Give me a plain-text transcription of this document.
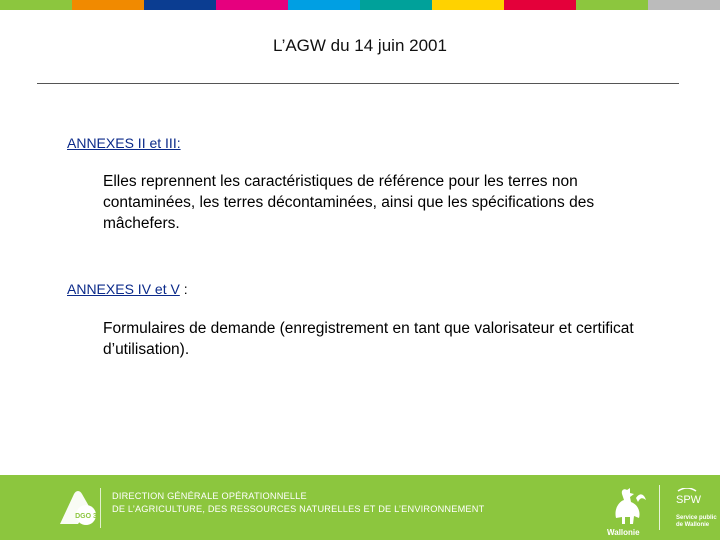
L’AGW du 14 juin 2001
ANNEXES II et III:
Elles reprennent les caractéristiques de référence pour les terres non contaminées, les terres décontaminées, ainsi que les spécifications des mâchefers.
ANNEXES IV et V :
Formulaires de demande (enregistrement en tant que valorisateur et certificat d’utilisation).
DGO 3
DIRECTION GÉNÉRALE OPÉRATIONNELLE
DE L’AGRICULTURE, DES RESSOURCES NATURELLES ET DE L’ENVIRONNEMENT
Wallonie
SPW
Service public
de Wallonie
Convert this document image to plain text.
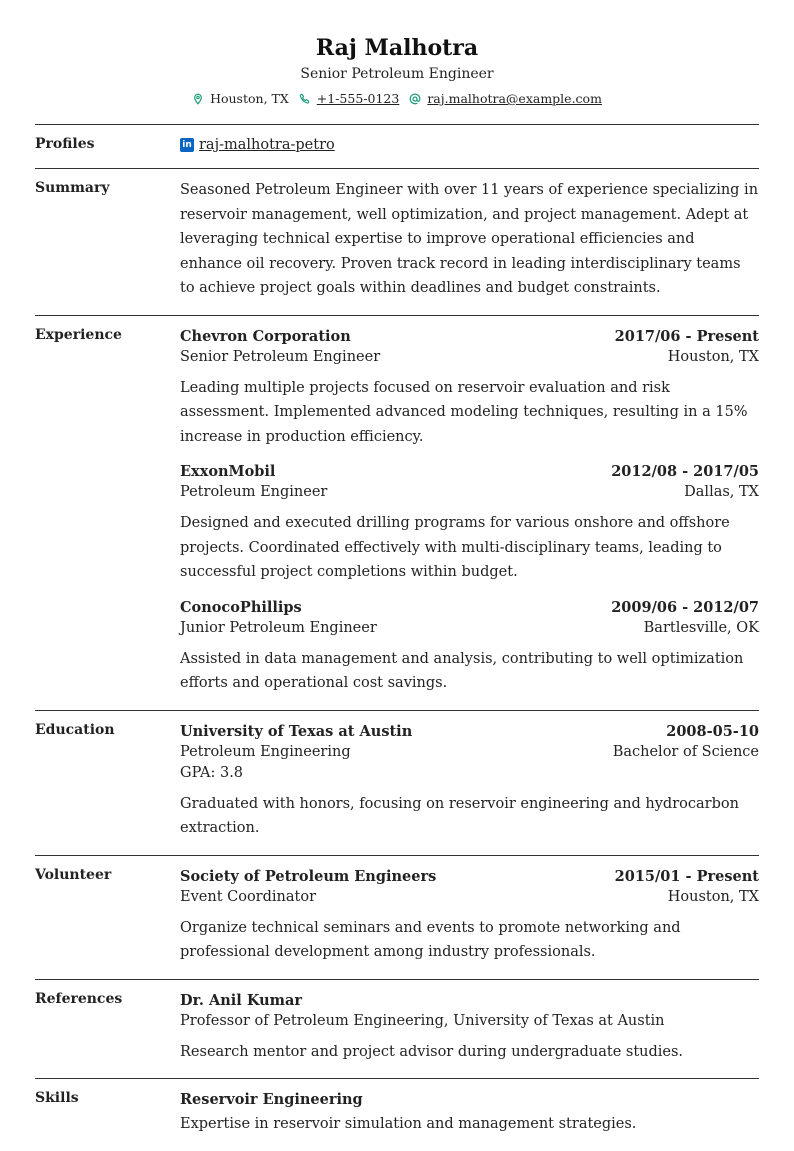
Raj Malhotra
Senior Petroleum Engineer
Houston, TX +1-555-0123 raj.malhotra@example.com
Profiles	in raj-malhotra-petro
Summary	Seasoned Petroleum Engineer with over 11 years of experience specializing in reservoir management, well optimization, and project management. Adept at leveraging technical expertise to improve operational efficiencies and enhance oil recovery. Proven track record in leading interdisciplinary teams to achieve project goals within deadlines and budget constraints.
Experience	Chevron Corporation	2017/06 - Present
Senior Petroleum Engineer	Houston, TX
Leading multiple projects focused on reservoir evaluation and risk assessment. Implemented advanced modeling techniques, resulting in a 15% increase in production efficiency.
ExxonMobil	2012/08 - 2017/05
Petroleum Engineer	Dallas, TX
Designed and executed drilling programs for various onshore and offshore projects. Coordinated effectively with multi-disciplinary teams, leading to successful project completions within budget.
ConocoPhillips	2009/06 - 2012/07
Junior Petroleum Engineer	Bartlesville, OK
Assisted in data management and analysis, contributing to well optimization efforts and operational cost savings.
Education	University of Texas at Austin	2008-05-10
Petroleum Engineering	Bachelor of Science
GPA: 3.8
Graduated with honors, focusing on reservoir engineering and hydrocarbon extraction.
Volunteer	Society of Petroleum Engineers	2015/01 - Present
Event Coordinator	Houston, TX
Organize technical seminars and events to promote networking and professional development among industry professionals.
References	Dr. Anil Kumar
Professor of Petroleum Engineering, University of Texas at Austin
Research mentor and project advisor during undergraduate studies.
Skills	Reservoir Engineering
Expertise in reservoir simulation and management strategies.
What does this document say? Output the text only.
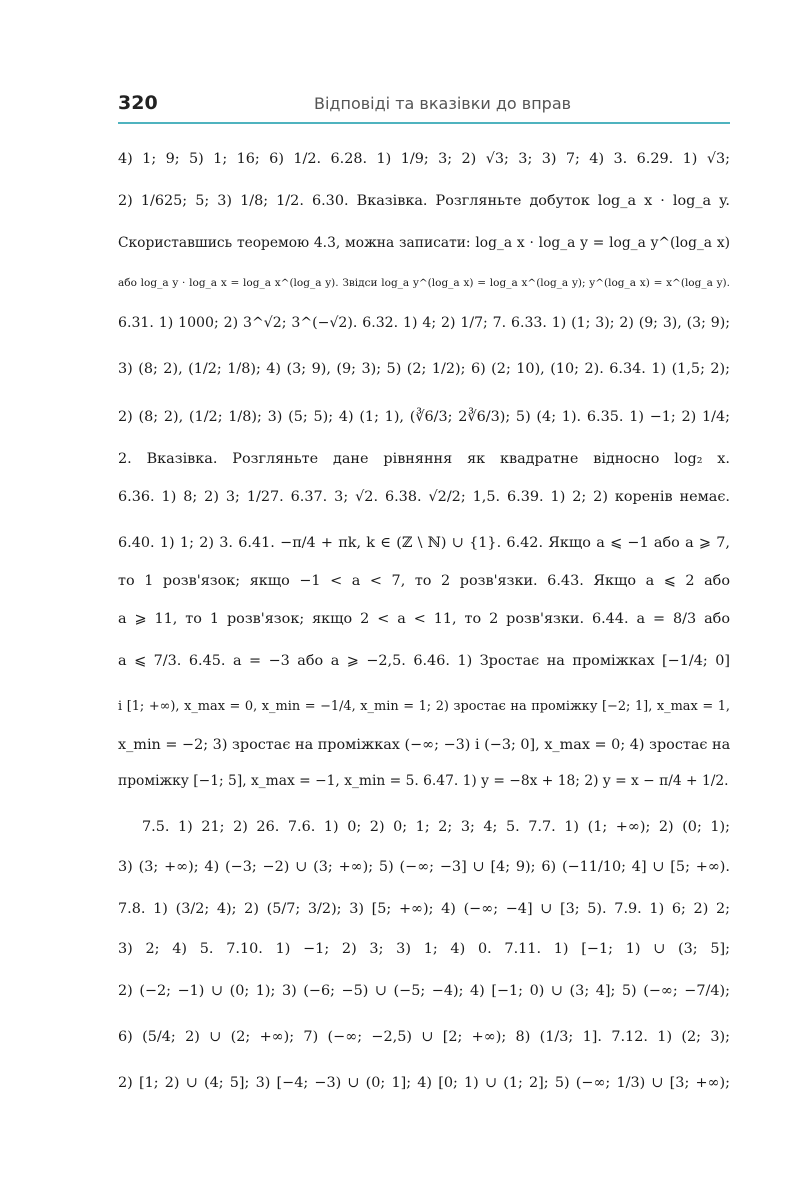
320	Відповіді та вказівки до вправ
4) 1; 9; 5) 1; 16; 6) 1/2. 6.28. 1) 1/9; 3; 2) √3; 3; 3) 7; 4) 3. 6.29. 1) √3;
2) 1/625; 5; 3) 1/8; 1/2. 6.30. Вказівка. Розгляньте добуток log_a x · log_a y.
Скориставшись теоремою 4.3, можна записати: log_a x · log_a y = log_a y^(log_a x)
або log_a y · log_a x = log_a x^(log_a y). Звідси log_a y^(log_a x) = log_a x^(log_a y); y^(log_a x) = x^(log_a y).
6.31. 1) 1000; 2) 3^√2; 3^(−√2). 6.32. 1) 4; 2) 1/7; 7. 6.33. 1) (1; 3); 2) (9; 3), (3; 9);
3) (8; 2), (1/2; 1/8); 4) (3; 9), (9; 3); 5) (2; 1/2); 6) (2; 10), (10; 2). 6.34. 1) (1,5; 2);
2) (8; 2), (1/2; 1/8); 3) (5; 5); 4) (1; 1), (∛6/3; 2∛6/3); 5) (4; 1). 6.35. 1) −1; 2) 1/4;
2. Вказівка. Розгляньте дане рівняння як квадратне відносно log₂ x.
6.36. 1) 8; 2) 3; 1/27. 6.37. 3; √2. 6.38. √2/2; 1,5. 6.39. 1) 2; 2) коренів немає.
6.40. 1) 1; 2) 3. 6.41. −π/4 + πk, k ∈ (ℤ \ ℕ) ∪ {1}. 6.42. Якщо a ⩽ −1 або a ⩾ 7,
то 1 розв'язок; якщо −1 < a < 7, то 2 розв'язки. 6.43. Якщо a ⩽ 2 або
a ⩾ 11, то 1 розв'язок; якщо 2 < a < 11, то 2 розв'язки. 6.44. a = 8/3 або
a ⩽ 7/3. 6.45. a = −3 або a ⩾ −2,5. 6.46. 1) Зростає на проміжках [−1/4; 0]
і [1; +∞), x_max = 0, x_min = −1/4, x_min = 1; 2) зростає на проміжку [−2; 1], x_max = 1,
x_min = −2; 3) зростає на проміжках (−∞; −3) і (−3; 0], x_max = 0; 4) зростає на
проміжку [−1; 5], x_max = −1, x_min = 5. 6.47. 1) y = −8x + 18; 2) y = x − π/4 + 1/2.
7.5. 1) 21; 2) 26. 7.6. 1) 0; 2) 0; 1; 2; 3; 4; 5. 7.7. 1) (1; +∞); 2) (0; 1);
3) (3; +∞); 4) (−3; −2) ∪ (3; +∞); 5) (−∞; −3] ∪ [4; 9); 6) (−11/10; 4] ∪ [5; +∞).
7.8. 1) (3/2; 4); 2) (5/7; 3/2); 3) [5; +∞); 4) (−∞; −4] ∪ [3; 5). 7.9. 1) 6; 2) 2;
3) 2; 4) 5. 7.10. 1) −1; 2) 3; 3) 1; 4) 0. 7.11. 1) [−1; 1) ∪ (3; 5];
2) (−2; −1) ∪ (0; 1); 3) (−6; −5) ∪ (−5; −4); 4) [−1; 0) ∪ (3; 4]; 5) (−∞; −7/4);
6) (5/4; 2) ∪ (2; +∞); 7) (−∞; −2,5) ∪ [2; +∞); 8) (1/3; 1]. 7.12. 1) (2; 3);
2) [1; 2) ∪ (4; 5]; 3) [−4; −3) ∪ (0; 1]; 4) [0; 1) ∪ (1; 2]; 5) (−∞; 1/3) ∪ [3; +∞);
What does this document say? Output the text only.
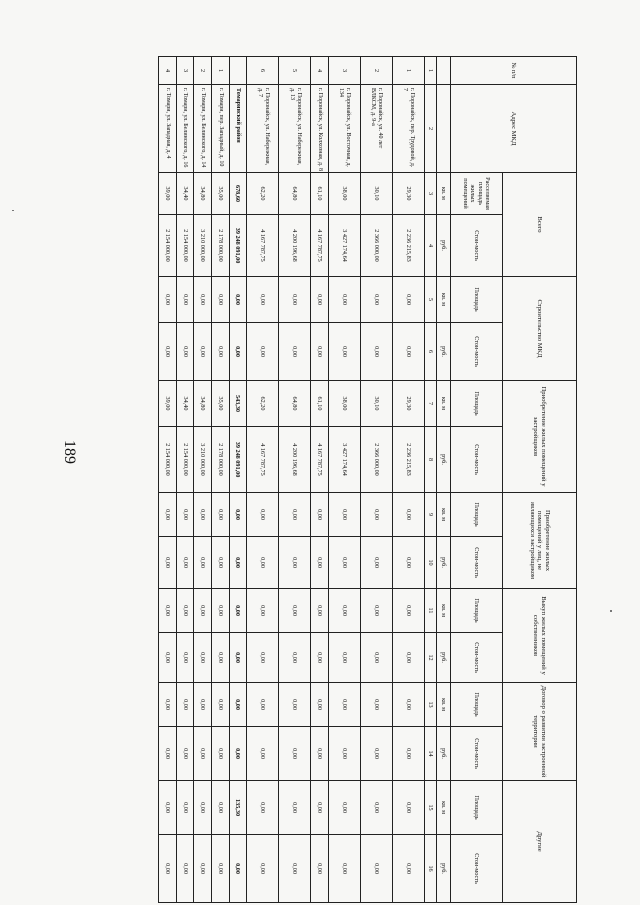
189
№ п/п	Адрес МКД	Всего		Строительство МКД		Приобретение жилых помещений у застройщиков		Приобретение жилых помещений у лиц, не являющихся застройщиком		Выкуп жилых помещений у собственников		Договор о развитии застроенной территории		Другие	
		Расселяемая площадь жилых помещений	Стои-мость	Площадь	Стои-мость	Площадь	Стои-мость	Площадь	Стои-мость	Площадь	Стои-мость	Площадь	Стои-мость	Площадь	Стои-мость
		кв. м	руб.	кв. м	руб.	кв. м	руб.	кв. м	руб.	кв. м	руб.	кв. м	руб.	кв. м	руб.
1	2	3	4	5	6	7	8	9	10	11	12	13	14	15	16
1	г. Поронайск, пер. Трудовой, д. 7	29,30	2 236 215,83	0,00	0,00	29,30	2 236 215,83	0,00	0,00	0,00	0,00	0,00	0,00	0,00	0,00
2	г. Поронайск, ул. 40 лет ВЛКСМ, д. 9-а	30,10	2 366 000,00	0,00	0,00	30,10	2 366 000,00	0,00	0,00	0,00	0,00	0,00	0,00	0,00	0,00
3	г. Поронайск, ул. Восточная, д. 134	38,00	3 427 174,64	0,00	0,00	38,00	3 427 174,64	0,00	0,00	0,00	0,00	0,00	0,00	0,00	0,00
4	г. Поронайск, ул. Колхозная, д. 8	61,10	4 167 787,75	0,00	0,00	61,10	4 167 787,75	0,00	0,00	0,00	0,00	0,00	0,00	0,00	0,00
5	г. Поронайск, ул. Набережная, д. 13	64,80	4 200 196,68	0,00	0,00	64,80	4 200 196,68	0,00	0,00	0,00	0,00	0,00	0,00	0,00	0,00
6	г. Поронайск, ул. Набережная, д. 7	62,20	4 167 787,75	0,00	0,00	62,20	4 167 787,75	0,00	0,00	0,00	0,00	0,00	0,00	0,00	0,00
	Томаринский район	678,60	39 248 091,00	0,00	0,00	543,30	39 248 091,00	0,00	0,00	0,00	0,00	0,00	0,00	135,30	0,00
1	г. Томари, пер. Западный, д. 10	35,00	2 178 000,00	0,00	0,00	35,00	2 178 000,00	0,00	0,00	0,00	0,00	0,00	0,00	0,00	0,00
2	г. Томари, ул. Белинского, д. 14	34,80	3 210 000,00	0,00	0,00	34,80	3 210 000,00	0,00	0,00	0,00	0,00	0,00	0,00	0,00	0,00
3	г. Томари, ул. Белинского, д. 16	34,40	2 154 000,00	0,00	0,00	34,40	2 154 000,00	0,00	0,00	0,00	0,00	0,00	0,00	0,00	0,00
4	г. Томари, ул. Западная, д. 4	39,00	2 154 000,00	0,00	0,00	39,00	2 154 000,00	0,00	0,00	0,00	0,00	0,00	0,00	0,00	0,00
################
▸ WHAT YOU WILL DO:
In the entries above, find each line with the word "проміжку" and show it.

▸ RESULT BELOW:
і [1; +∞), x_max = 0, x_min = −1/4, x_min = 1; 2) зростає на проміжку [−2; 1], x_max = 1,
проміжку [−1; 5], x_max = −1, x_min = 5. 6.47. 1) y = −8x + 18; 2) y = x − π/4 + 1/2.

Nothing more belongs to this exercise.